What you will do:
Write out all of the records precisely. Skip anything that is a picture.

#### The input

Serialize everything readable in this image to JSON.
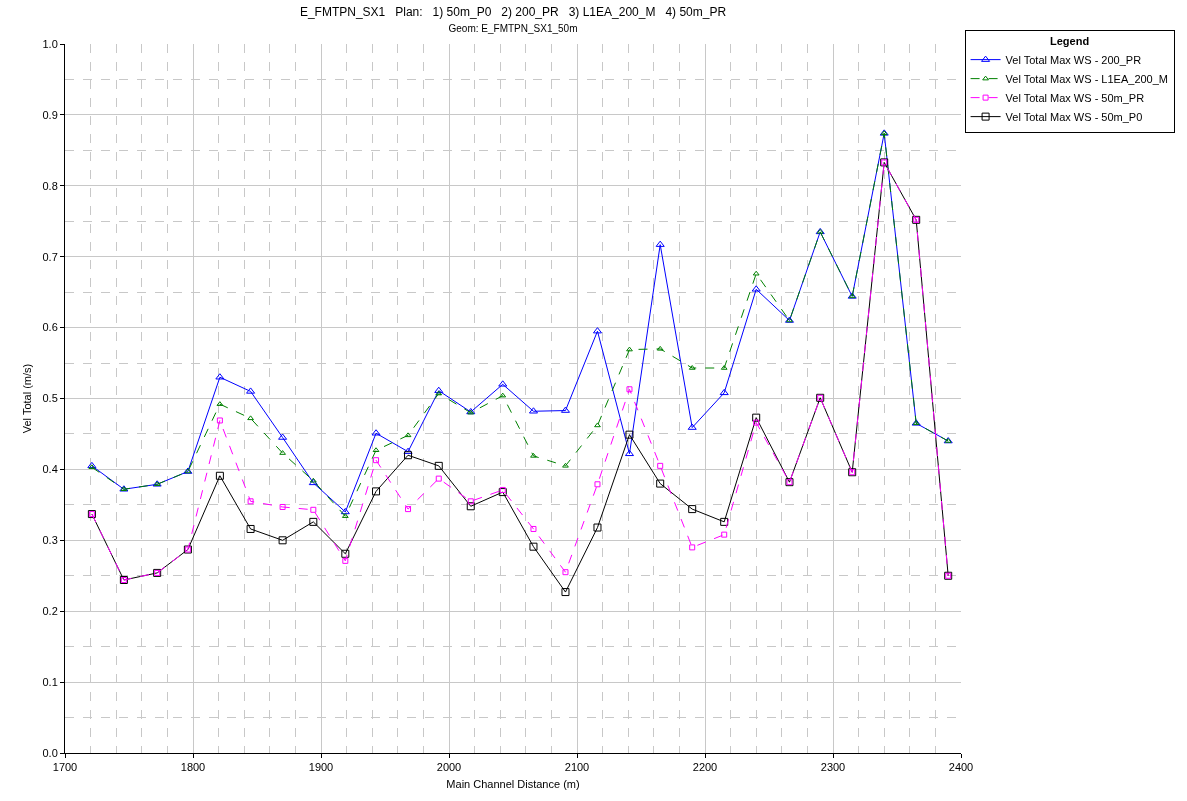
{
  "chart_data": {
    "type": "line",
    "title": "E_FMTPN_SX1   Plan:   1) 50m_P0   2) 200_PR   3) L1EA_200_M   4) 50m_PR",
    "subtitle": "Geom: E_FMTPN_SX1_50m",
    "xlabel": "Main Channel Distance (m)",
    "ylabel": "Vel Total (m/s)",
    "legend_title": "Legend",
    "legend": "top right",
    "grid": true,
    "x": [
      1721,
      1746,
      1772,
      1796,
      1821,
      1845,
      1870,
      1894,
      1919,
      1943,
      1968,
      1992,
      2017,
      2042,
      2066,
      2091,
      2116,
      2141,
      2165,
      2190,
      2215,
      2240,
      2266,
      2290,
      2315,
      2340,
      2365,
      2390
    ],
    "series": [
      {
        "name": "Vel Total Max WS - 200_PR",
        "color": "#0000ff",
        "marker": "triangle",
        "line_style": "solid",
        "values": [
          0.405,
          0.372,
          0.379,
          0.397,
          0.53,
          0.51,
          0.445,
          0.381,
          0.34,
          0.451,
          0.425,
          0.511,
          0.481,
          0.52,
          0.482,
          0.483,
          0.595,
          0.422,
          0.717,
          0.459,
          0.508,
          0.654,
          0.61,
          0.735,
          0.644,
          0.874,
          0.465,
          0.44
        ]
      },
      {
        "name": "Vel Total Max WS - L1EA_200_M",
        "color": "#008000",
        "marker": "triangle",
        "line_style": "dashed",
        "values": [
          0.403,
          0.372,
          0.379,
          0.397,
          0.492,
          0.472,
          0.423,
          0.384,
          0.334,
          0.427,
          0.448,
          0.507,
          0.48,
          0.504,
          0.419,
          0.405,
          0.462,
          0.569,
          0.57,
          0.543,
          0.543,
          0.676,
          0.61,
          0.735,
          0.644,
          0.874,
          0.465,
          0.44
        ]
      },
      {
        "name": "Vel Total Max WS - 50m_PR",
        "color": "#ff00ff",
        "marker": "square",
        "line_style": "dashed",
        "values": [
          0.337,
          0.244,
          0.254,
          0.287,
          0.469,
          0.355,
          0.347,
          0.343,
          0.271,
          0.413,
          0.344,
          0.387,
          0.355,
          0.371,
          0.316,
          0.255,
          0.379,
          0.513,
          0.405,
          0.29,
          0.308,
          0.466,
          0.382,
          0.501,
          0.396,
          0.833,
          0.752,
          0.25
        ]
      },
      {
        "name": "Vel Total Max WS - 50m_P0",
        "color": "#000000",
        "marker": "square",
        "line_style": "solid",
        "values": [
          0.337,
          0.244,
          0.254,
          0.287,
          0.391,
          0.316,
          0.3,
          0.326,
          0.281,
          0.369,
          0.42,
          0.405,
          0.348,
          0.368,
          0.291,
          0.227,
          0.318,
          0.449,
          0.38,
          0.344,
          0.326,
          0.473,
          0.382,
          0.501,
          0.396,
          0.833,
          0.752,
          0.25
        ]
      }
    ],
    "xlim": [
      1700,
      2400
    ],
    "xticks": [
      1700,
      {
        "value": 1720,
        "label": null
      },
      {
        "value": 1740,
        "label": null
      },
      {
        "value": 1760,
        "label": null
      },
      {
        "value": 1780,
        "label": null
      },
      1800,
      {
        "value": 1820,
        "label": null
      },
      {
        "value": 1840,
        "label": null
      },
      {
        "value": 1860,
        "label": null
      },
      {
        "value": 1880,
        "label": null
      },
      1900,
      {
        "value": 1920,
        "label": null
      },
      {
        "value": 1940,
        "label": null
      },
      {
        "value": 1960,
        "label": null
      },
      {
        "value": 1980,
        "label": null
      },
      2000,
      {
        "value": 2020,
        "label": null
      },
      {
        "value": 2040,
        "label": null
      },
      {
        "value": 2060,
        "label": null
      },
      {
        "value": 2080,
        "label": null
      },
      2100,
      {
        "value": 2120,
        "label": null
      },
      {
        "value": 2140,
        "label": null
      },
      {
        "value": 2160,
        "label": null
      },
      {
        "value": 2180,
        "label": null
      },
      2200,
      {
        "value": 2220,
        "label": null
      },
      {
        "value": 2240,
        "label": null
      },
      {
        "value": 2260,
        "label": null
      },
      {
        "value": 2280,
        "label": null
      },
      2300,
      {
        "value": 2320,
        "label": null
      },
      {
        "value": 2340,
        "label": null
      },
      {
        "value": 2360,
        "label": null
      },
      {
        "value": 2380,
        "label": null
      },
      2400
    ],
    "ylim": [
      0,
      1
    ],
    "yticks": [
      {
        "value": 0,
        "label": "0.0"
      },
      {
        "value": 0.05,
        "label": null
      },
      0.1,
      {
        "value": 0.15,
        "label": null
      },
      0.2,
      {
        "value": 0.25,
        "label": null
      },
      0.3,
      {
        "value": 0.35,
        "label": null
      },
      0.4,
      {
        "value": 0.45,
        "label": null
      },
      0.5,
      {
        "value": 0.55,
        "label": null
      },
      0.6,
      {
        "value": 0.65,
        "label": null
      },
      0.7,
      {
        "value": 0.75,
        "label": null
      },
      0.8,
      {
        "value": 0.85,
        "label": null
      },
      0.9,
      {
        "value": 0.95,
        "label": null
      },
      {
        "value": 1,
        "label": "1.0"
      }
    ]
  }
}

########

Result of this exercise:
Serialize everything readable in this image to JSON.
{
  "chart_data": {
    "type": "line",
    "title": "E_FMTPN_SX1   Plan:   1) 50m_P0   2) 200_PR   3) L1EA_200_M   4) 50m_PR",
    "subtitle": "Geom: E_FMTPN_SX1_50m",
    "xlabel": "Main Channel Distance (m)",
    "ylabel": "Vel Total (m/s)",
    "legend_title": "Legend",
    "legend": "top right",
    "grid": true,
    "x": [
      1721,
      1746,
      1772,
      1796,
      1821,
      1845,
      1870,
      1894,
      1919,
      1943,
      1968,
      1992,
      2017,
      2042,
      2066,
      2091,
      2116,
      2141,
      2165,
      2190,
      2215,
      2240,
      2266,
      2290,
      2315,
      2340,
      2365,
      2390
    ],
    "series": [
      {
        "name": "Vel Total Max WS - 200_PR",
        "color": "#0000ff",
        "marker": "triangle",
        "line_style": "solid",
        "values": [
          0.405,
          0.372,
          0.379,
          0.397,
          0.53,
          0.51,
          0.445,
          0.381,
          0.34,
          0.451,
          0.425,
          0.511,
          0.481,
          0.52,
          0.482,
          0.483,
          0.595,
          0.422,
          0.717,
          0.459,
          0.508,
          0.654,
          0.61,
          0.735,
          0.644,
          0.874,
          0.465,
          0.44
        ]
      },
      {
        "name": "Vel Total Max WS - L1EA_200_M",
        "color": "#008000",
        "marker": "triangle",
        "line_style": "dashed",
        "values": [
          0.403,
          0.372,
          0.379,
          0.397,
          0.492,
          0.472,
          0.423,
          0.384,
          0.334,
          0.427,
          0.448,
          0.507,
          0.48,
          0.504,
          0.419,
          0.405,
          0.462,
          0.569,
          0.57,
          0.543,
          0.543,
          0.676,
          0.61,
          0.735,
          0.644,
          0.874,
          0.465,
          0.44
        ]
      },
      {
        "name": "Vel Total Max WS - 50m_PR",
        "color": "#ff00ff",
        "marker": "square",
        "line_style": "dashed",
        "values": [
          0.337,
          0.244,
          0.254,
          0.287,
          0.469,
          0.355,
          0.347,
          0.343,
          0.271,
          0.413,
          0.344,
          0.387,
          0.355,
          0.371,
          0.316,
          0.255,
          0.379,
          0.513,
          0.405,
          0.29,
          0.308,
          0.466,
          0.382,
          0.501,
          0.396,
          0.833,
          0.752,
          0.25
        ]
      },
      {
        "name": "Vel Total Max WS - 50m_P0",
        "color": "#000000",
        "marker": "square",
        "line_style": "solid",
        "values": [
          0.337,
          0.244,
          0.254,
          0.287,
          0.391,
          0.316,
          0.3,
          0.326,
          0.281,
          0.369,
          0.42,
          0.405,
          0.348,
          0.368,
          0.291,
          0.227,
          0.318,
          0.449,
          0.38,
          0.344,
          0.326,
          0.473,
          0.382,
          0.501,
          0.396,
          0.833,
          0.752,
          0.25
        ]
      }
    ],
    "xlim": [
      1700,
      2400
    ],
    "xticks": [
      1700,
      {
        "value": 1720,
        "label": null
      },
      {
        "value": 1740,
        "label": null
      },
      {
        "value": 1760,
        "label": null
      },
      {
        "value": 1780,
        "label": null
      },
      1800,
      {
        "value": 1820,
        "label": null
      },
      {
        "value": 1840,
        "label": null
      },
      {
        "value": 1860,
        "label": null
      },
      {
        "value": 1880,
        "label": null
      },
      1900,
      {
        "value": 1920,
        "label": null
      },
      {
        "value": 1940,
        "label": null
      },
      {
        "value": 1960,
        "label": null
      },
      {
        "value": 1980,
        "label": null
      },
      2000,
      {
        "value": 2020,
        "label": null
      },
      {
        "value": 2040,
        "label": null
      },
      {
        "value": 2060,
        "label": null
      },
      {
        "value": 2080,
        "label": null
      },
      2100,
      {
        "value": 2120,
        "label": null
      },
      {
        "value": 2140,
        "label": null
      },
      {
        "value": 2160,
        "label": null
      },
      {
        "value": 2180,
        "label": null
      },
      2200,
      {
        "value": 2220,
        "label": null
      },
      {
        "value": 2240,
        "label": null
      },
      {
        "value": 2260,
        "label": null
      },
      {
        "value": 2280,
        "label": null
      },
      2300,
      {
        "value": 2320,
        "label": null
      },
      {
        "value": 2340,
        "label": null
      },
      {
        "value": 2360,
        "label": null
      },
      {
        "value": 2380,
        "label": null
      },
      2400
    ],
    "ylim": [
      0,
      1
    ],
    "yticks": [
      {
        "value": 0,
        "label": "0.0"
      },
      {
        "value": 0.05,
        "label": null
      },
      0.1,
      {
        "value": 0.15,
        "label": null
      },
      0.2,
      {
        "value": 0.25,
        "label": null
      },
      0.3,
      {
        "value": 0.35,
        "label": null
      },
      0.4,
      {
        "value": 0.45,
        "label": null
      },
      0.5,
      {
        "value": 0.55,
        "label": null
      },
      0.6,
      {
        "value": 0.65,
        "label": null
      },
      0.7,
      {
        "value": 0.75,
        "label": null
      },
      0.8,
      {
        "value": 0.85,
        "label": null
      },
      0.9,
      {
        "value": 0.95,
        "label": null
      },
      {
        "value": 1,
        "label": "1.0"
      }
    ]
  }
}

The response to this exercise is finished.